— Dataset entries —

━━━━━━

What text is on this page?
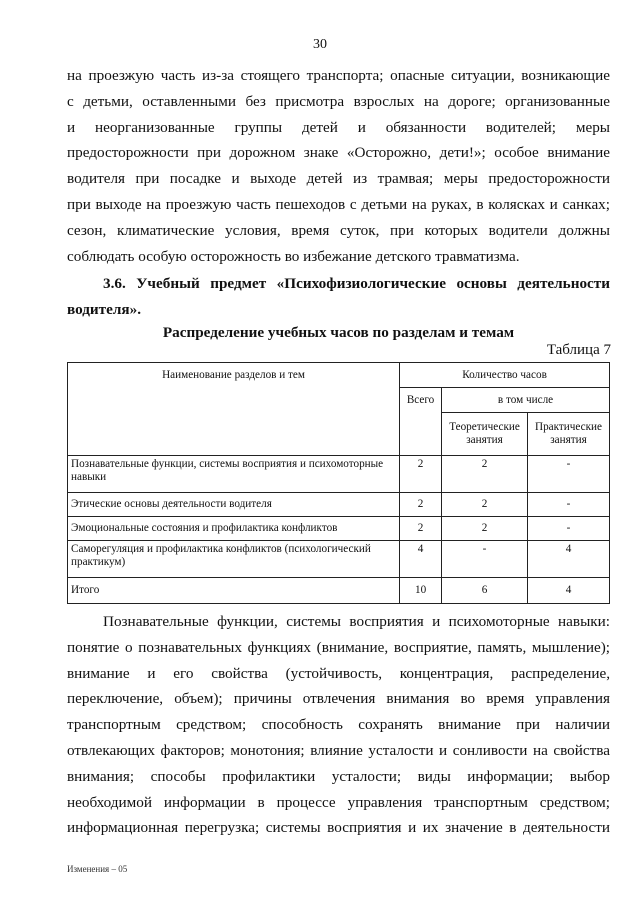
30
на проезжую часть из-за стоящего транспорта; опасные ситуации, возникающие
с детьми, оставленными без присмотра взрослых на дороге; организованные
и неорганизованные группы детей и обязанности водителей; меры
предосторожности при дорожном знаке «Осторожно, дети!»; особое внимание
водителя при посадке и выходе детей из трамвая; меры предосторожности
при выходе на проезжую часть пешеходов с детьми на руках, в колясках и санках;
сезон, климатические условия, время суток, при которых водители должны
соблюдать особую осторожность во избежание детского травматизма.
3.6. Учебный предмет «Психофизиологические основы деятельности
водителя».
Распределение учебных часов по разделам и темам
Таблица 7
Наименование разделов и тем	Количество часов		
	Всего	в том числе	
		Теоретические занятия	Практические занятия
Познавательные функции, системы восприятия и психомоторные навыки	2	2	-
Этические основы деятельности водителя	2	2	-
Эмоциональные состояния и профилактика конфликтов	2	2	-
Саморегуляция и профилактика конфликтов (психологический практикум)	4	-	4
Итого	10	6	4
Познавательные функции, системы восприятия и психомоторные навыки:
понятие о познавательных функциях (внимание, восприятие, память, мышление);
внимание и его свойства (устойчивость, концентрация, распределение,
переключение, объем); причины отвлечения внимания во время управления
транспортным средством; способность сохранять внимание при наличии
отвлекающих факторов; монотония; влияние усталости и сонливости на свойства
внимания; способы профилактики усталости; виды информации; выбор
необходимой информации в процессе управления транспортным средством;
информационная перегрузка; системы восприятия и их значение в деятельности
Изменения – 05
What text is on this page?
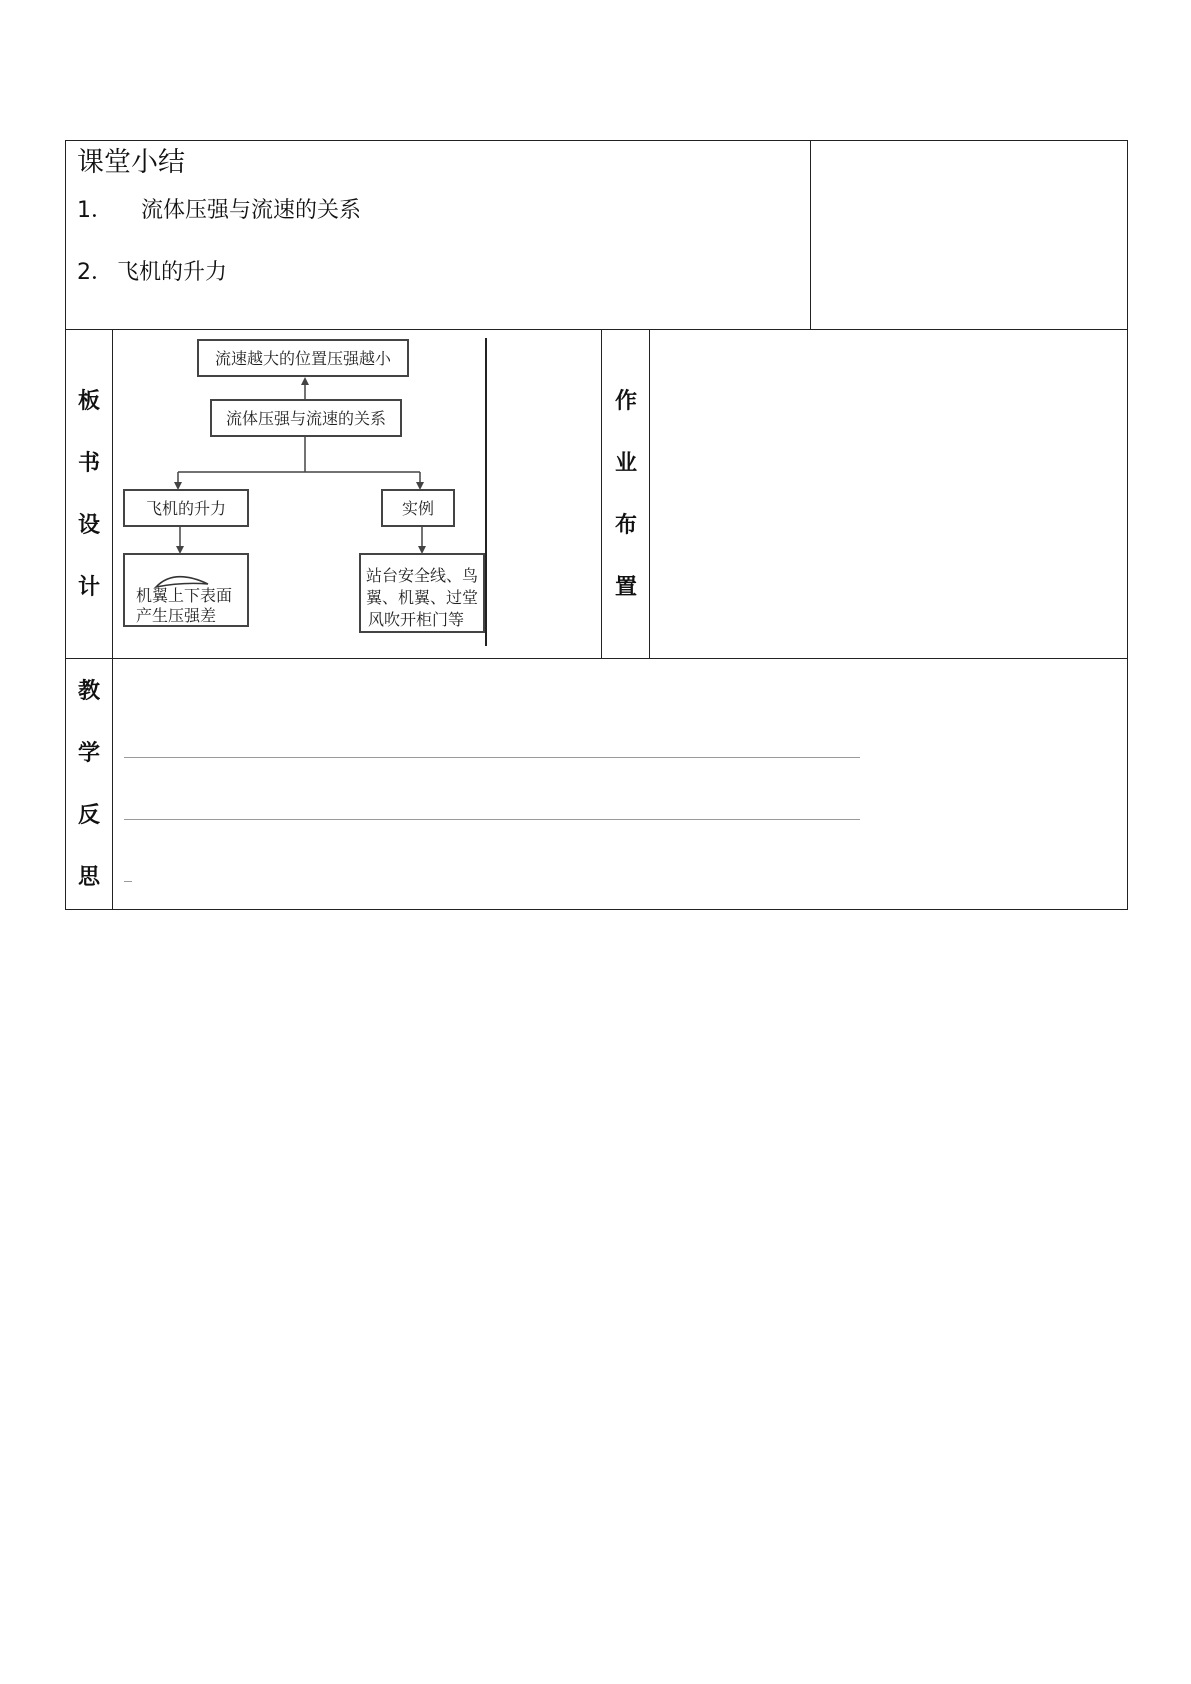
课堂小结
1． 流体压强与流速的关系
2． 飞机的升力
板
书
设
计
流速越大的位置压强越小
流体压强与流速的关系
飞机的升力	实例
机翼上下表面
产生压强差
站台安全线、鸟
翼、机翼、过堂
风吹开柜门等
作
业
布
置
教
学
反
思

━━━━━━

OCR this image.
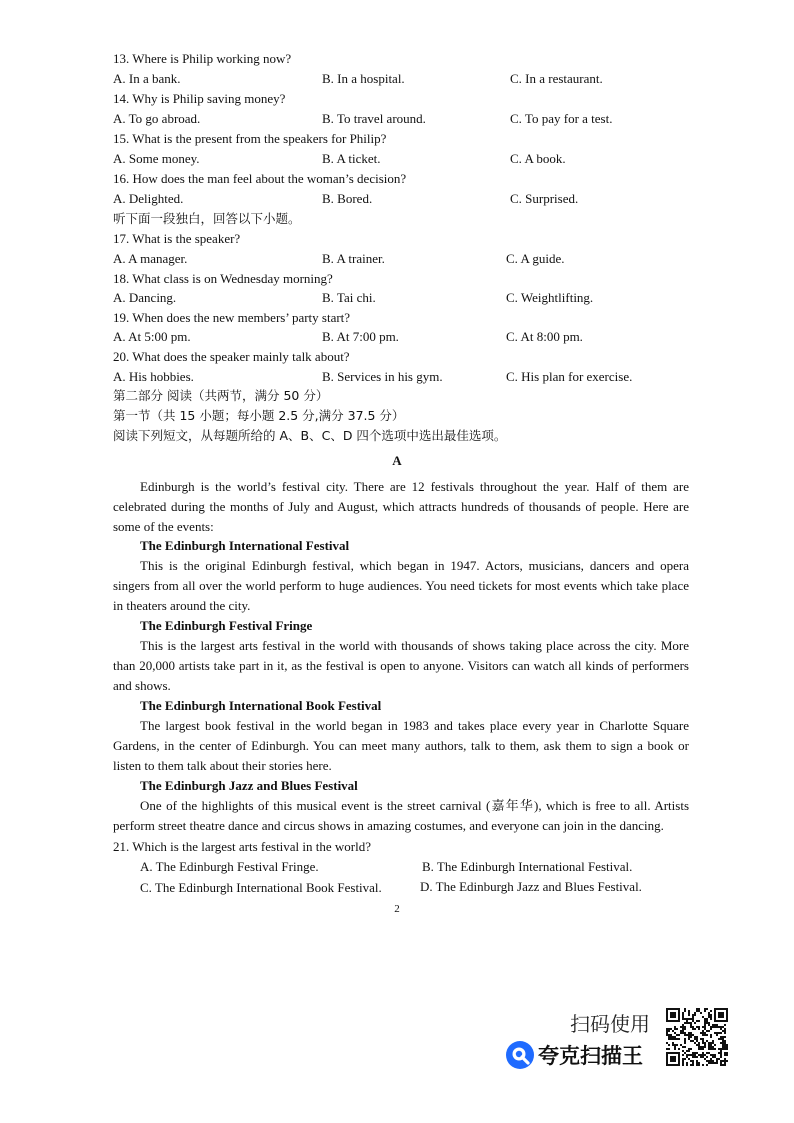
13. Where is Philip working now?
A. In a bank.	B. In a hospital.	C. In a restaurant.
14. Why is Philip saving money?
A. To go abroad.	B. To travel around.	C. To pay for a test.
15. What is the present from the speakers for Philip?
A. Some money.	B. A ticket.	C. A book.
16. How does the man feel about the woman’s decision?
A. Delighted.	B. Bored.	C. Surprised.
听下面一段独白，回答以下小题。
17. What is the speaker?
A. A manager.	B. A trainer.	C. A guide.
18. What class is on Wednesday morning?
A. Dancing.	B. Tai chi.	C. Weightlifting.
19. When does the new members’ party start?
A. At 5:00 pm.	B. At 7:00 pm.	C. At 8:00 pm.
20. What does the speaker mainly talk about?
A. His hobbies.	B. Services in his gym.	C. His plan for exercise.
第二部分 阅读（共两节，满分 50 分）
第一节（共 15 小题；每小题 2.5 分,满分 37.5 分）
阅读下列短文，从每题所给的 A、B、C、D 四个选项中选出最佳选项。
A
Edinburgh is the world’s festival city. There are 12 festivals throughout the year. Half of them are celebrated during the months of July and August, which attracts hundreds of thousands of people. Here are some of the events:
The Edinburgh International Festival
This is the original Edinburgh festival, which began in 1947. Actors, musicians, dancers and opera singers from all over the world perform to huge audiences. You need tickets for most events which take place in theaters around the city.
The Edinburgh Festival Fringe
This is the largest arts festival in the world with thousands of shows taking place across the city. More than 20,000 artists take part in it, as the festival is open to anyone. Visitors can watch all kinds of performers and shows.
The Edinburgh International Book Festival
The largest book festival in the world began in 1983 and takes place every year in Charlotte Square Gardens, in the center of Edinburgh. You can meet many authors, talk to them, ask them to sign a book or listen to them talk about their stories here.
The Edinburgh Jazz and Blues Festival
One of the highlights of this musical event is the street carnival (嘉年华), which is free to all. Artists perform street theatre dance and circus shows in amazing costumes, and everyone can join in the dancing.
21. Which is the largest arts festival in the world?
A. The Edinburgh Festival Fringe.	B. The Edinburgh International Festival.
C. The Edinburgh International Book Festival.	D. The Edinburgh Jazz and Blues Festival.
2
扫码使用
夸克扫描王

━━━━━━

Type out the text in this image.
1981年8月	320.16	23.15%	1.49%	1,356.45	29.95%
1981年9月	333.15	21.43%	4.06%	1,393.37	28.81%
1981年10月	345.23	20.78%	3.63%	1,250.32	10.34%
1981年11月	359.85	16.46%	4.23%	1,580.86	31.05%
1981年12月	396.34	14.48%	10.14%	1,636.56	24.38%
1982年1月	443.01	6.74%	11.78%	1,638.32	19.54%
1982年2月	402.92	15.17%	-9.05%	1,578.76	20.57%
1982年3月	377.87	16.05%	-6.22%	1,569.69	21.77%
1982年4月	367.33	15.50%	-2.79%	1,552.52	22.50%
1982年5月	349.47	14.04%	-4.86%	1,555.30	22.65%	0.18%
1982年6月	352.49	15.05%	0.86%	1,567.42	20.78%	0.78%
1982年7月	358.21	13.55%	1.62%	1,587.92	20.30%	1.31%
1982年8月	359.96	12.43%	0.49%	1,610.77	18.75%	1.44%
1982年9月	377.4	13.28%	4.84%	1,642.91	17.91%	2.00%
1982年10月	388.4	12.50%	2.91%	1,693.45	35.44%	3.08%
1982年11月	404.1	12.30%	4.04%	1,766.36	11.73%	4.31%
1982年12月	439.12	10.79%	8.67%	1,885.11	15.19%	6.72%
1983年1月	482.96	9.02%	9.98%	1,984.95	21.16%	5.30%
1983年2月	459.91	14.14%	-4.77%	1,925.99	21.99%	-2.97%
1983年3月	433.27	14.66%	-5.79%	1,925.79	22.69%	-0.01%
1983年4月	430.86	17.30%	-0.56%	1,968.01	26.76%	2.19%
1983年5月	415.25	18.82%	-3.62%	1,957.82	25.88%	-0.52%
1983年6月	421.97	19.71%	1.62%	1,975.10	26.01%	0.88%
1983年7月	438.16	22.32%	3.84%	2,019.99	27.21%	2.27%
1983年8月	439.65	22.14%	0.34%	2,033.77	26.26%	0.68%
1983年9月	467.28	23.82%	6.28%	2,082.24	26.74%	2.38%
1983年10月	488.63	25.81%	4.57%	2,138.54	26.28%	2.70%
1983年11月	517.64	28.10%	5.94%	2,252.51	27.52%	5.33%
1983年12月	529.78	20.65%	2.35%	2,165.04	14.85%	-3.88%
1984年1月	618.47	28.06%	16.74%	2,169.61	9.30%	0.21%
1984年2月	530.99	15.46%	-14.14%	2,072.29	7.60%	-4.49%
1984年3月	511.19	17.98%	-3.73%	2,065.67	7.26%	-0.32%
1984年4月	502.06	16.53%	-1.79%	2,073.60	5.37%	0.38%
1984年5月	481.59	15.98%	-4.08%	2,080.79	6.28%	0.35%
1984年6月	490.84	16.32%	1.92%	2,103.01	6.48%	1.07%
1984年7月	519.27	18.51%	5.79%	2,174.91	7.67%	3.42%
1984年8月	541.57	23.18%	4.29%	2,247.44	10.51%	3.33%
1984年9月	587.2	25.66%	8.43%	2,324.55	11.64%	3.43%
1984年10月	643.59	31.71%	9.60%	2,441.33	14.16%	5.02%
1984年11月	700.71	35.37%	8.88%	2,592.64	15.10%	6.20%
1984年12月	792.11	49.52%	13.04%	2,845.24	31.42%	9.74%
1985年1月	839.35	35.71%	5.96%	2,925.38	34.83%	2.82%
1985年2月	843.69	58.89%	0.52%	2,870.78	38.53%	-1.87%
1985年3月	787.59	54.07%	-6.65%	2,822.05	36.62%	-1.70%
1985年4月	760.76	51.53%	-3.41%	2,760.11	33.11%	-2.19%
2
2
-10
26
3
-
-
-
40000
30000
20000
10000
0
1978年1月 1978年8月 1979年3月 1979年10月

━━━━━━

— TASK STATEMENT —
Show every line above in which the word "around" occurs.

— REPLY —
A. To go abroad.	B. To travel around.	C. To pay for a test.
This is the original Edinburgh festival, which began in 1947. Actors, musicians, dancers and opera singers from all over the world perform to huge audiences. You need tickets for most events which take place in theaters around the city.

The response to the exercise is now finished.